## GIVEN EXERCISE
Give the number of lines that include the string "structured", nothing more.

## RECORDS TO USE

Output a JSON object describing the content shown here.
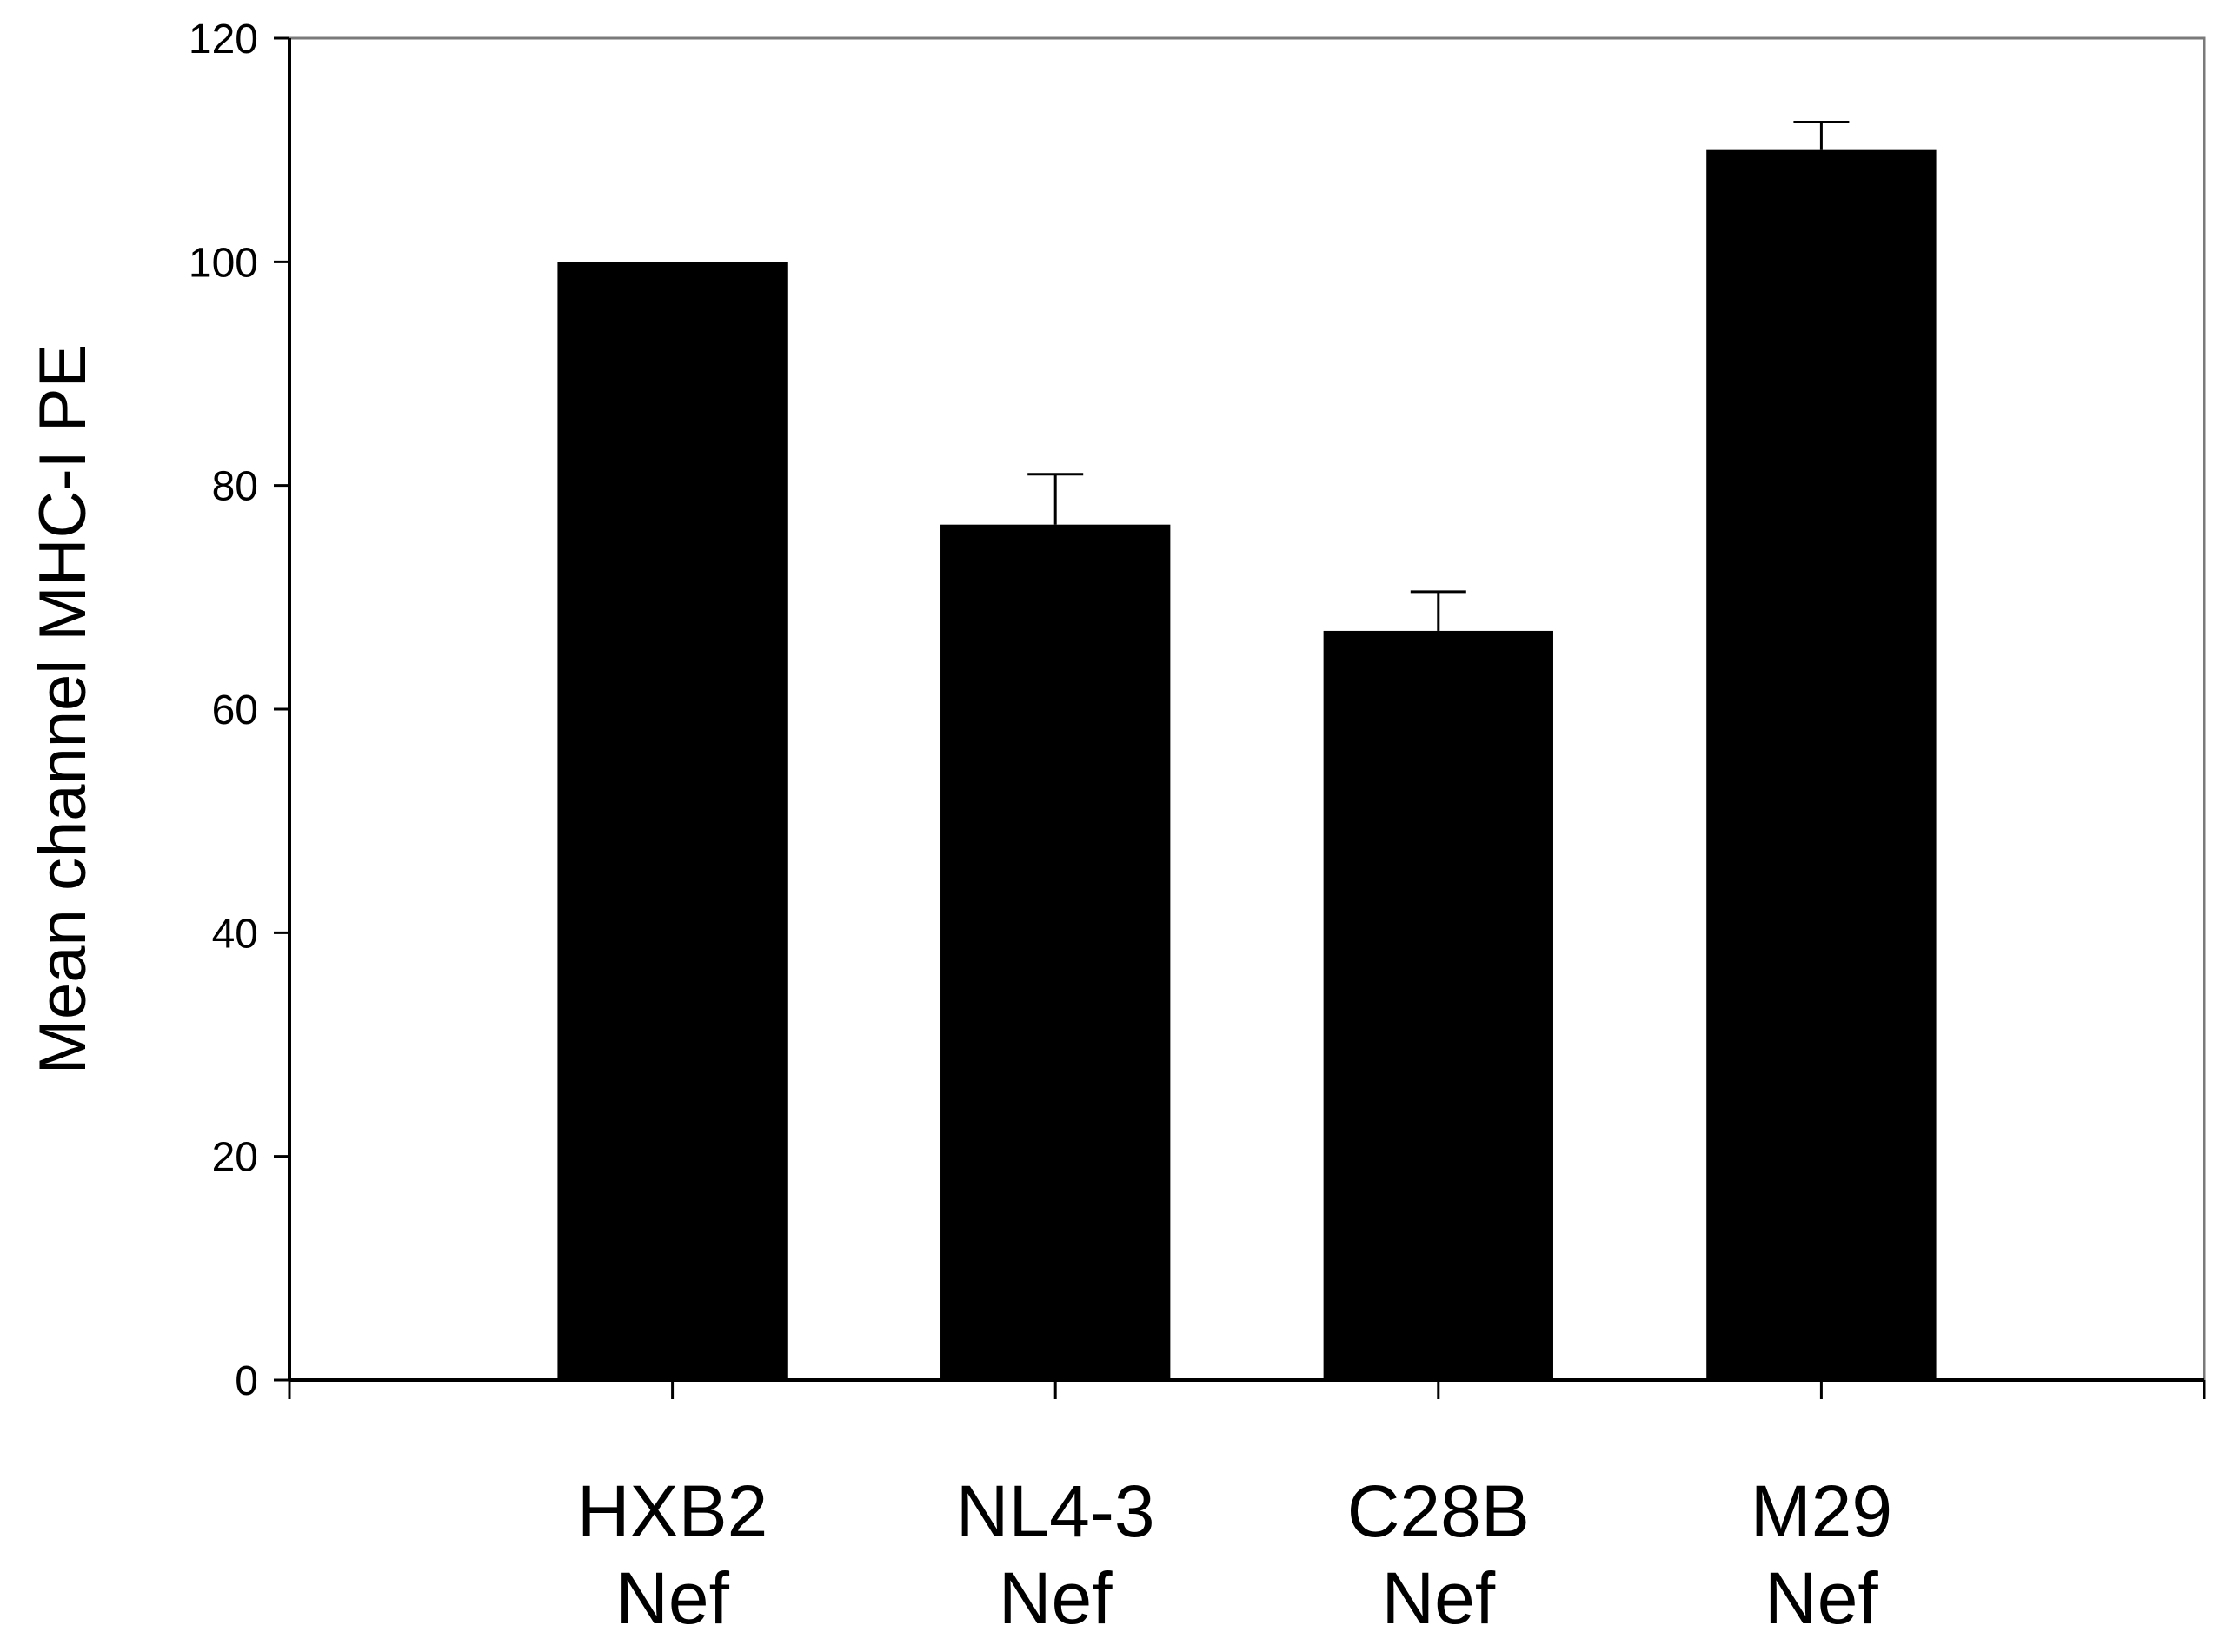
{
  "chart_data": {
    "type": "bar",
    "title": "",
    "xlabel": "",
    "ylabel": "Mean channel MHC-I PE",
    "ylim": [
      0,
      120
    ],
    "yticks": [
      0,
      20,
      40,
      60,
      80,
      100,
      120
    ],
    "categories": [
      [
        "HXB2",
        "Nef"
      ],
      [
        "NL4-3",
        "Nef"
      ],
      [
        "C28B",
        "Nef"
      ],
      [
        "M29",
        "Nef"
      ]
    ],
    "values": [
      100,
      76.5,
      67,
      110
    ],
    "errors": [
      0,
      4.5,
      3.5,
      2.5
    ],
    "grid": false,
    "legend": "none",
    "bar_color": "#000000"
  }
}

---

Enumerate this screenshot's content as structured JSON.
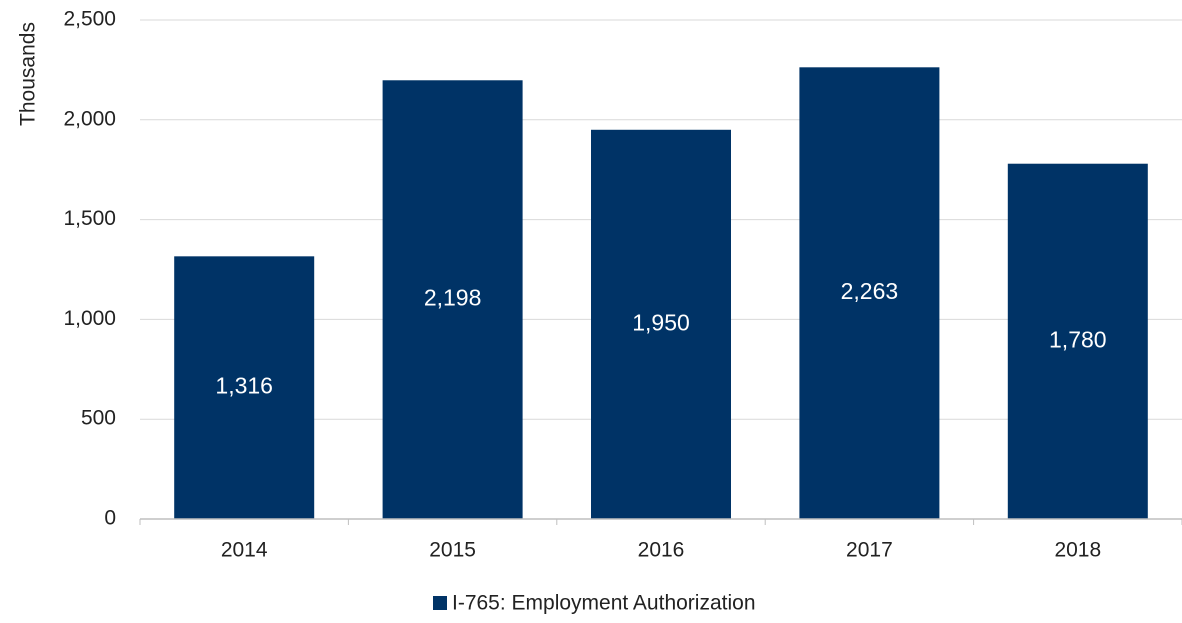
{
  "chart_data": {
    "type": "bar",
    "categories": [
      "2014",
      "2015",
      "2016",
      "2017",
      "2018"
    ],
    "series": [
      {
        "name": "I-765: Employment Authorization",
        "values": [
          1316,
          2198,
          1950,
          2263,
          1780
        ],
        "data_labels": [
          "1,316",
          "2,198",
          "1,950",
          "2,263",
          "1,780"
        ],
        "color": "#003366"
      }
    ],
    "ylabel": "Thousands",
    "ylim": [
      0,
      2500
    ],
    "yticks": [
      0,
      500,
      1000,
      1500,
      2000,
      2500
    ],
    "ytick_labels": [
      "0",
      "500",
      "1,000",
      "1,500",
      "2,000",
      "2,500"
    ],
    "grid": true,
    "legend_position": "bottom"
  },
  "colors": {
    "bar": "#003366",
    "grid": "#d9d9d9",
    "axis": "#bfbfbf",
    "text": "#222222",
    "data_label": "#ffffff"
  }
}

* * *

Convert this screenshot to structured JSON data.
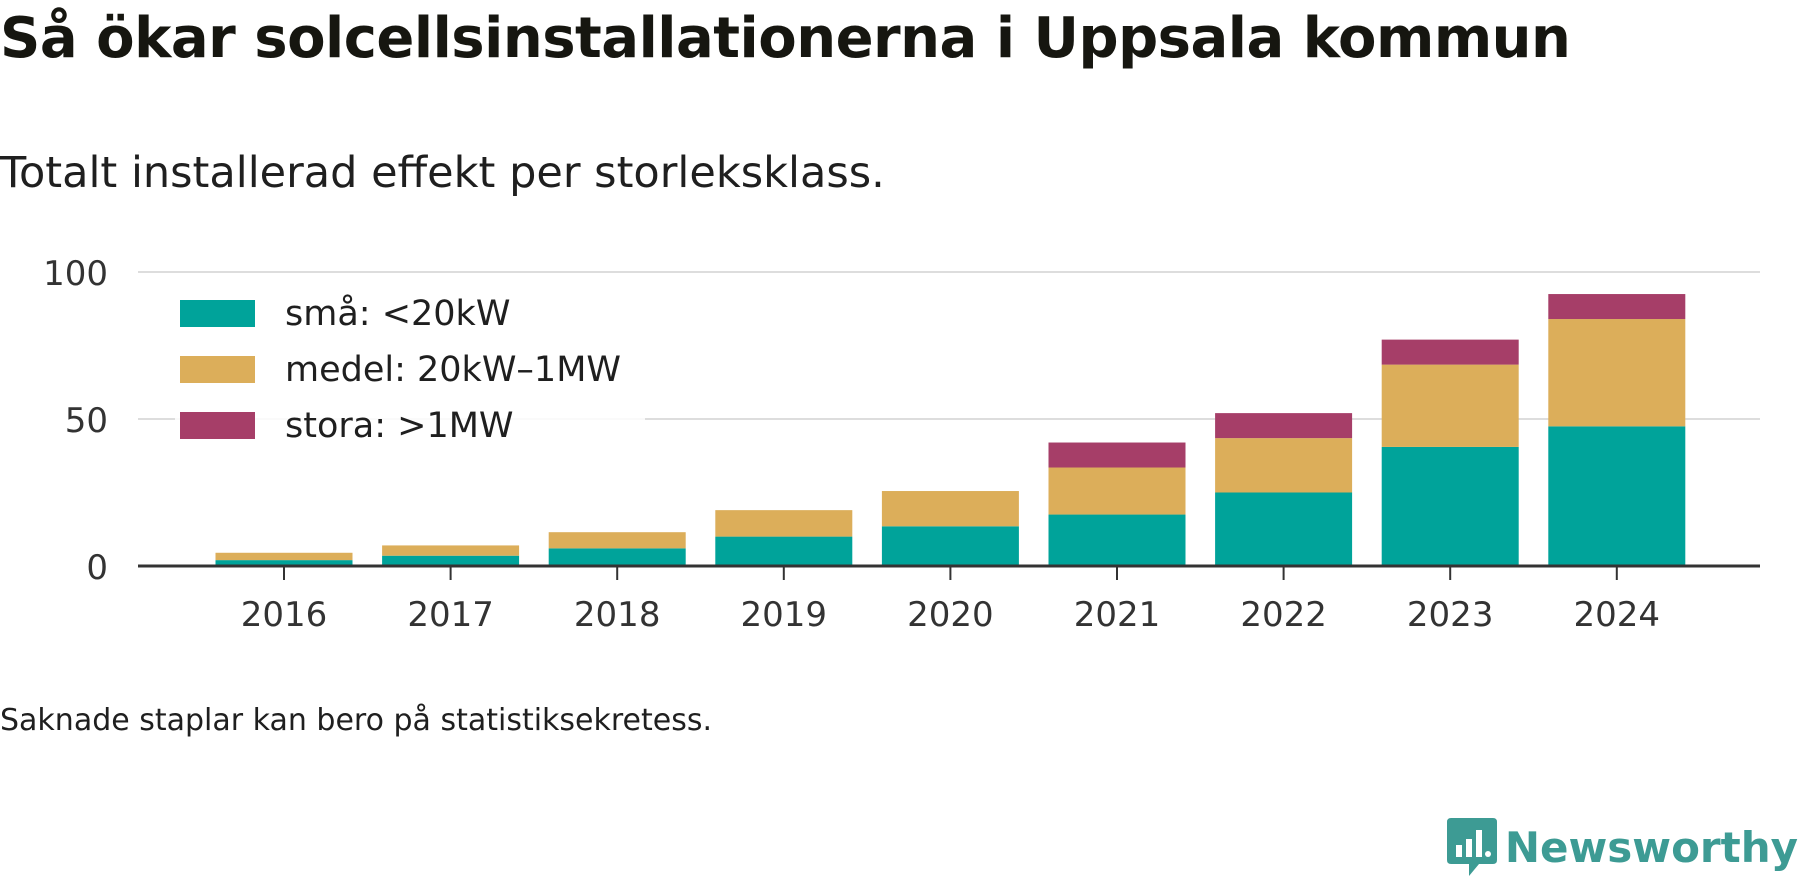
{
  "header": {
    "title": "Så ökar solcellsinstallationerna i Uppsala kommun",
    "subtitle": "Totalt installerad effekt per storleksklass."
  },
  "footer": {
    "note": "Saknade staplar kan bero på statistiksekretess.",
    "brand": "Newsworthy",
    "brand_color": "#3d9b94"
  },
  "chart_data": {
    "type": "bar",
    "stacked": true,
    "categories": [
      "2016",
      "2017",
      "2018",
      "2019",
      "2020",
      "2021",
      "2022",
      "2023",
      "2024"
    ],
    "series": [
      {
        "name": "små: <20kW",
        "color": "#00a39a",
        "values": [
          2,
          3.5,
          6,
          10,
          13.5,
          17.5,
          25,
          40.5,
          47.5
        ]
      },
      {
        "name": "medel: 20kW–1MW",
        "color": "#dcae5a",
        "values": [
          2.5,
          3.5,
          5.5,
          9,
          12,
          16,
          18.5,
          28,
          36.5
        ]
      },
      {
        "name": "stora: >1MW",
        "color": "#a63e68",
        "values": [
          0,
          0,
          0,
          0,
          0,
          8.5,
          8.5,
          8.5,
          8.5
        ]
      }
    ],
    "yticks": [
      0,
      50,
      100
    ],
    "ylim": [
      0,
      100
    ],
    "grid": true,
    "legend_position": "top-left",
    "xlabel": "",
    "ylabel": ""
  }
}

## EXERCISE RESPONSE
2